What the exercise asks ▸ Write out the listing exactly as it is given.

— start of Materials provided —

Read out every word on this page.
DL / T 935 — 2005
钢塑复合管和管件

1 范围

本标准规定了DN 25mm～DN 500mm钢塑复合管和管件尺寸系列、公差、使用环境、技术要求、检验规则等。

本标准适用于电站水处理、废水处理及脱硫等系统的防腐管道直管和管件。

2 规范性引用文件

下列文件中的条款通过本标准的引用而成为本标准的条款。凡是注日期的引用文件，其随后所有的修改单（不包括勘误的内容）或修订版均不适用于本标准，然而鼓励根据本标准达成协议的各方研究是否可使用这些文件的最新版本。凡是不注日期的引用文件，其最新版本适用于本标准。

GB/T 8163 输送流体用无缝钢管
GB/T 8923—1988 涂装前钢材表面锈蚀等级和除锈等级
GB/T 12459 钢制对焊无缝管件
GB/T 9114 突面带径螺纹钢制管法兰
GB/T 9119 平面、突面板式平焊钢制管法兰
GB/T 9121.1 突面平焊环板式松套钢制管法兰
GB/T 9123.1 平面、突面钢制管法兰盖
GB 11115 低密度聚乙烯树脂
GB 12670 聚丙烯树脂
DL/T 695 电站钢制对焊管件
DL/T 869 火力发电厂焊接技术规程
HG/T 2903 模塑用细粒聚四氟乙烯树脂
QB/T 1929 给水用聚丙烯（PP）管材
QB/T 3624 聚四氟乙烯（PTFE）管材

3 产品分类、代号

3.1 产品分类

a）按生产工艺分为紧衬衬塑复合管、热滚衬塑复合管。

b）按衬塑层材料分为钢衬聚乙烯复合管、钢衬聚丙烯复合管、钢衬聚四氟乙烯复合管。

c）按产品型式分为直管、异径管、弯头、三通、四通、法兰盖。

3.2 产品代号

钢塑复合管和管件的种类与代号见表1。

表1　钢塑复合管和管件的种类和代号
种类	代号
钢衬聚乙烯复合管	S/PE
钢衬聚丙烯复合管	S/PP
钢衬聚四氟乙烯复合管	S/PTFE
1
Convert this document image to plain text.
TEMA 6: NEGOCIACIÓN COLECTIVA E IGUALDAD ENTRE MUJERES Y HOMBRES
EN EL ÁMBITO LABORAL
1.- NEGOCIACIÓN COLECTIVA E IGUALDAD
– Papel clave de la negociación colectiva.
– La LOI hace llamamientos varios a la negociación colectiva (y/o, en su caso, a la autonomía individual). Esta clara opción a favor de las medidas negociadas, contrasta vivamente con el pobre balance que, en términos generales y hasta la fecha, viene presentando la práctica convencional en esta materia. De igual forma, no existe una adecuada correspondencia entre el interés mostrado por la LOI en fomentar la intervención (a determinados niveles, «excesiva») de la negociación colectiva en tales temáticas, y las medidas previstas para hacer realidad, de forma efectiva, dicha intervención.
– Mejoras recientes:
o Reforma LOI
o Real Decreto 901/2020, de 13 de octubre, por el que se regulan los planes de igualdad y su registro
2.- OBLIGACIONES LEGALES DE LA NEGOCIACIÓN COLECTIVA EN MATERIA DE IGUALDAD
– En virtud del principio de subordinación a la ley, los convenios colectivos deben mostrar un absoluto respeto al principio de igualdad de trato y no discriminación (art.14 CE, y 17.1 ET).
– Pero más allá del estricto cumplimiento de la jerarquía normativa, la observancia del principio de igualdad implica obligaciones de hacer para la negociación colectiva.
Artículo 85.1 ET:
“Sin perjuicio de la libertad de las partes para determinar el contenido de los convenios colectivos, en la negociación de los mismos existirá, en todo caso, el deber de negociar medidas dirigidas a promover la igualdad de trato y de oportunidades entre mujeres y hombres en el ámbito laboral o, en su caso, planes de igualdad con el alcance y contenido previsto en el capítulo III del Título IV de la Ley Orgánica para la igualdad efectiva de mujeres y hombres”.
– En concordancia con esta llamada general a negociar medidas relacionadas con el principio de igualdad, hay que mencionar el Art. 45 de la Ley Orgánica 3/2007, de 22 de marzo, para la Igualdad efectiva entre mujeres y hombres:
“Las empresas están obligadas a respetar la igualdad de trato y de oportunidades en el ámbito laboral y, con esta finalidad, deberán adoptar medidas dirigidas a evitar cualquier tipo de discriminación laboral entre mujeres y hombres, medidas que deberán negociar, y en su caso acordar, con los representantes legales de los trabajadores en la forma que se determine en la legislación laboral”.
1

— end of Materials provided —

Exercise output ▸
Read out every word on this page.
DL / T 935 — 2005
钢塑复合管和管件

1 范围

本标准规定了DN 25mm～DN 500mm钢塑复合管和管件尺寸系列、公差、使用环境、技术要求、检验规则等。

本标准适用于电站水处理、废水处理及脱硫等系统的防腐管道直管和管件。

2 规范性引用文件

下列文件中的条款通过本标准的引用而成为本标准的条款。凡是注日期的引用文件，其随后所有的修改单（不包括勘误的内容）或修订版均不适用于本标准，然而鼓励根据本标准达成协议的各方研究是否可使用这些文件的最新版本。凡是不注日期的引用文件，其最新版本适用于本标准。

GB/T 8163 输送流体用无缝钢管
GB/T 8923—1988 涂装前钢材表面锈蚀等级和除锈等级
GB/T 12459 钢制对焊无缝管件
GB/T 9114 突面带径螺纹钢制管法兰
GB/T 9119 平面、突面板式平焊钢制管法兰
GB/T 9121.1 突面平焊环板式松套钢制管法兰
GB/T 9123.1 平面、突面钢制管法兰盖
GB 11115 低密度聚乙烯树脂
GB 12670 聚丙烯树脂
DL/T 695 电站钢制对焊管件
DL/T 869 火力发电厂焊接技术规程
HG/T 2903 模塑用细粒聚四氟乙烯树脂
QB/T 1929 给水用聚丙烯（PP）管材
QB/T 3624 聚四氟乙烯（PTFE）管材

3 产品分类、代号

3.1 产品分类

a）按生产工艺分为紧衬衬塑复合管、热滚衬塑复合管。

b）按衬塑层材料分为钢衬聚乙烯复合管、钢衬聚丙烯复合管、钢衬聚四氟乙烯复合管。

c）按产品型式分为直管、异径管、弯头、三通、四通、法兰盖。

3.2 产品代号

钢塑复合管和管件的种类与代号见表1。

表1　钢塑复合管和管件的种类和代号
种类	代号
钢衬聚乙烯复合管	S/PE
钢衬聚丙烯复合管	S/PP
钢衬聚四氟乙烯复合管	S/PTFE
1
Convert this document image to plain text.
TEMA 6: NEGOCIACIÓN COLECTIVA E IGUALDAD ENTRE MUJERES Y HOMBRES
EN EL ÁMBITO LABORAL
1.- NEGOCIACIÓN COLECTIVA E IGUALDAD
– Papel clave de la negociación colectiva.
– La LOI hace llamamientos varios a la negociación colectiva (y/o, en su caso, a la autonomía individual). Esta clara opción a favor de las medidas negociadas, contrasta vivamente con el pobre balance que, en términos generales y hasta la fecha, viene presentando la práctica convencional en esta materia. De igual forma, no existe una adecuada correspondencia entre el interés mostrado por la LOI en fomentar la intervención (a determinados niveles, «excesiva») de la negociación colectiva en tales temáticas, y las medidas previstas para hacer realidad, de forma efectiva, dicha intervención.
– Mejoras recientes:
o Reforma LOI
o Real Decreto 901/2020, de 13 de octubre, por el que se regulan los planes de igualdad y su registro
2.- OBLIGACIONES LEGALES DE LA NEGOCIACIÓN COLECTIVA EN MATERIA DE IGUALDAD
– En virtud del principio de subordinación a la ley, los convenios colectivos deben mostrar un absoluto respeto al principio de igualdad de trato y no discriminación (art.14 CE, y 17.1 ET).
– Pero más allá del estricto cumplimiento de la jerarquía normativa, la observancia del principio de igualdad implica obligaciones de hacer para la negociación colectiva.
Artículo 85.1 ET:
“Sin perjuicio de la libertad de las partes para determinar el contenido de los convenios colectivos, en la negociación de los mismos existirá, en todo caso, el deber de negociar medidas dirigidas a promover la igualdad de trato y de oportunidades entre mujeres y hombres en el ámbito laboral o, en su caso, planes de igualdad con el alcance y contenido previsto en el capítulo III del Título IV de la Ley Orgánica para la igualdad efectiva de mujeres y hombres”.
– En concordancia con esta llamada general a negociar medidas relacionadas con el principio de igualdad, hay que mencionar el Art. 45 de la Ley Orgánica 3/2007, de 22 de marzo, para la Igualdad efectiva entre mujeres y hombres:
“Las empresas están obligadas a respetar la igualdad de trato y de oportunidades en el ámbito laboral y, con esta finalidad, deberán adoptar medidas dirigidas a evitar cualquier tipo de discriminación laboral entre mujeres y hombres, medidas que deberán negociar, y en su caso acordar, con los representantes legales de los trabajadores en la forma que se determine en la legislación laboral”.
1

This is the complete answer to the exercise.